What is the number of lines holding the word "pemahaman"? Write that number and nothing else.

- Provided data -
____________________

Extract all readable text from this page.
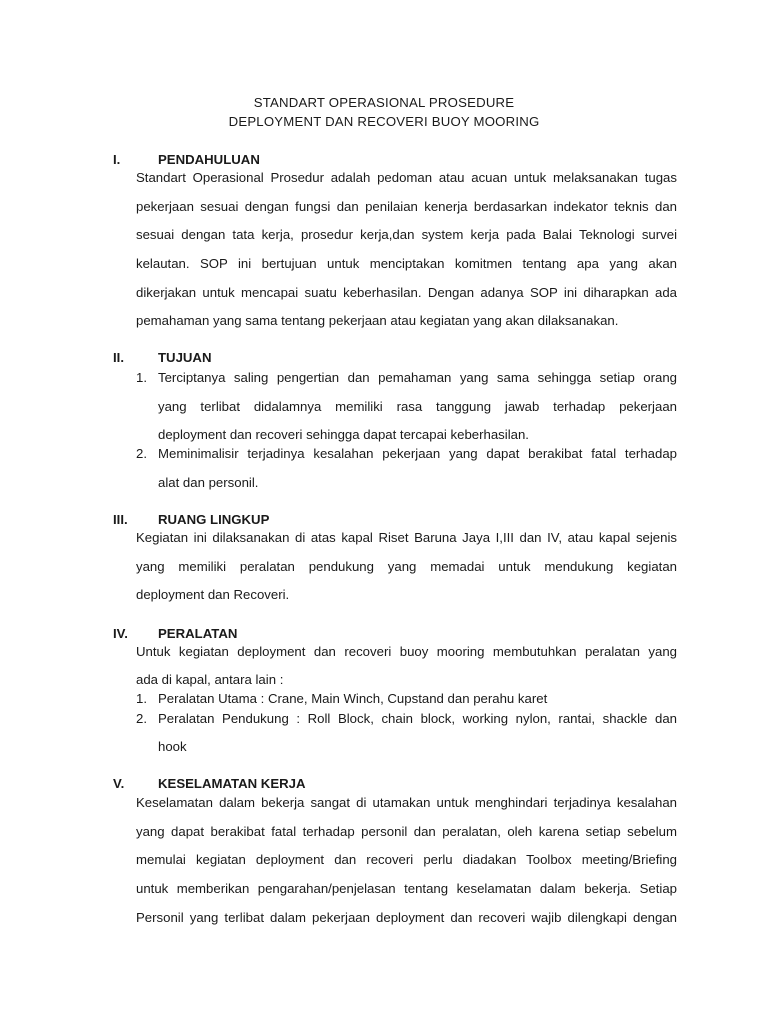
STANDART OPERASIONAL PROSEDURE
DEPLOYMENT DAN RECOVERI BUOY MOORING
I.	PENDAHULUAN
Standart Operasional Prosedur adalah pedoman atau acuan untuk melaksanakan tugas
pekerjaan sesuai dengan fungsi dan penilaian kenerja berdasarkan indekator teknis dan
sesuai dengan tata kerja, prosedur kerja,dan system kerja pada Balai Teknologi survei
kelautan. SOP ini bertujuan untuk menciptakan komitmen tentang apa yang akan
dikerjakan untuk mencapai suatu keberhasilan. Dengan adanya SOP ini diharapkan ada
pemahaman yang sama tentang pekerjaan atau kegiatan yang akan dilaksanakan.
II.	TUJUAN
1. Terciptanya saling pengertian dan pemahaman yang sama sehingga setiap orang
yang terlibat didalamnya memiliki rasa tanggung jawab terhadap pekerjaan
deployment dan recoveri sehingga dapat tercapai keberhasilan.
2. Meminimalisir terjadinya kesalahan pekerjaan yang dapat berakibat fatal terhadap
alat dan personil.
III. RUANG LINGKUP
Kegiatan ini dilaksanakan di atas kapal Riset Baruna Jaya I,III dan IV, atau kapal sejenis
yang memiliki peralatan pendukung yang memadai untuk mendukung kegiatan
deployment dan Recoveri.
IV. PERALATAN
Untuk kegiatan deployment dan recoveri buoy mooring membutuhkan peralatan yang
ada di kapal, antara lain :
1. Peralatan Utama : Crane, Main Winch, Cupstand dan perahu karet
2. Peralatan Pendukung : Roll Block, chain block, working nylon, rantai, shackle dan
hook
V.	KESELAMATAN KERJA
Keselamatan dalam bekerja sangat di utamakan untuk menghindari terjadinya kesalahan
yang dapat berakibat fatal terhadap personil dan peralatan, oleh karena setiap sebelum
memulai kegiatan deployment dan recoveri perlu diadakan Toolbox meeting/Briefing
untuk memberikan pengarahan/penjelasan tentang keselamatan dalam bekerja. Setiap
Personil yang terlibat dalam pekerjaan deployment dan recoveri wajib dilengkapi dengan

____________________

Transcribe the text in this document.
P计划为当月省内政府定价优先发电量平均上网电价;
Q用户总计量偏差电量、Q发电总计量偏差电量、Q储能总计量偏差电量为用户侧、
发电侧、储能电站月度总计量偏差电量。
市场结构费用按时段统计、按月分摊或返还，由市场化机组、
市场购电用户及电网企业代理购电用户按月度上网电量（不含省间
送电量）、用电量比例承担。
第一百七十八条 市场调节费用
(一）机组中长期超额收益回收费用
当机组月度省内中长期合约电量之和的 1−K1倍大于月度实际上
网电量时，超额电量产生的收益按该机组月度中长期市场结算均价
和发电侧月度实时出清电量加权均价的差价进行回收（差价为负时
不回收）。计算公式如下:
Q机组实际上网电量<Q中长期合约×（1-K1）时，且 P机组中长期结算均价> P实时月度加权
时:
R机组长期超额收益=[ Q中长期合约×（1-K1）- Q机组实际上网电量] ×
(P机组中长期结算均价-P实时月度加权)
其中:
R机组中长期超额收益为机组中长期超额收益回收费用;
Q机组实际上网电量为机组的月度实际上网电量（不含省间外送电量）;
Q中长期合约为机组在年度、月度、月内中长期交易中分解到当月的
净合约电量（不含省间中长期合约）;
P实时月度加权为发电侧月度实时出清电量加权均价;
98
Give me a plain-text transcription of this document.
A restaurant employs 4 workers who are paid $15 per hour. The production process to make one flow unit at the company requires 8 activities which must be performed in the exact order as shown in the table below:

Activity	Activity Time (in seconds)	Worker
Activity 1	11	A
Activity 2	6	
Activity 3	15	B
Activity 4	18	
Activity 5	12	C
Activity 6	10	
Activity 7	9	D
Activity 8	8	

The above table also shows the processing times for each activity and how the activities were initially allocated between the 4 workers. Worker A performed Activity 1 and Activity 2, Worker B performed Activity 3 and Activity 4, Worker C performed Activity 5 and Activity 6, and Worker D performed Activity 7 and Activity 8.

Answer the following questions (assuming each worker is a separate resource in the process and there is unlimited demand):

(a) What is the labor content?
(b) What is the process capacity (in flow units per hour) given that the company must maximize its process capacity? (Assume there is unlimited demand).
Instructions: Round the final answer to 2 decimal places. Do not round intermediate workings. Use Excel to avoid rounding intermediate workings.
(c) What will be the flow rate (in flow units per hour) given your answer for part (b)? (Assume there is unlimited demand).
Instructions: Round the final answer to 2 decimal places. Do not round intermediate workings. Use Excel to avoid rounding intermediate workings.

____________________

- Solution to the exercise -
2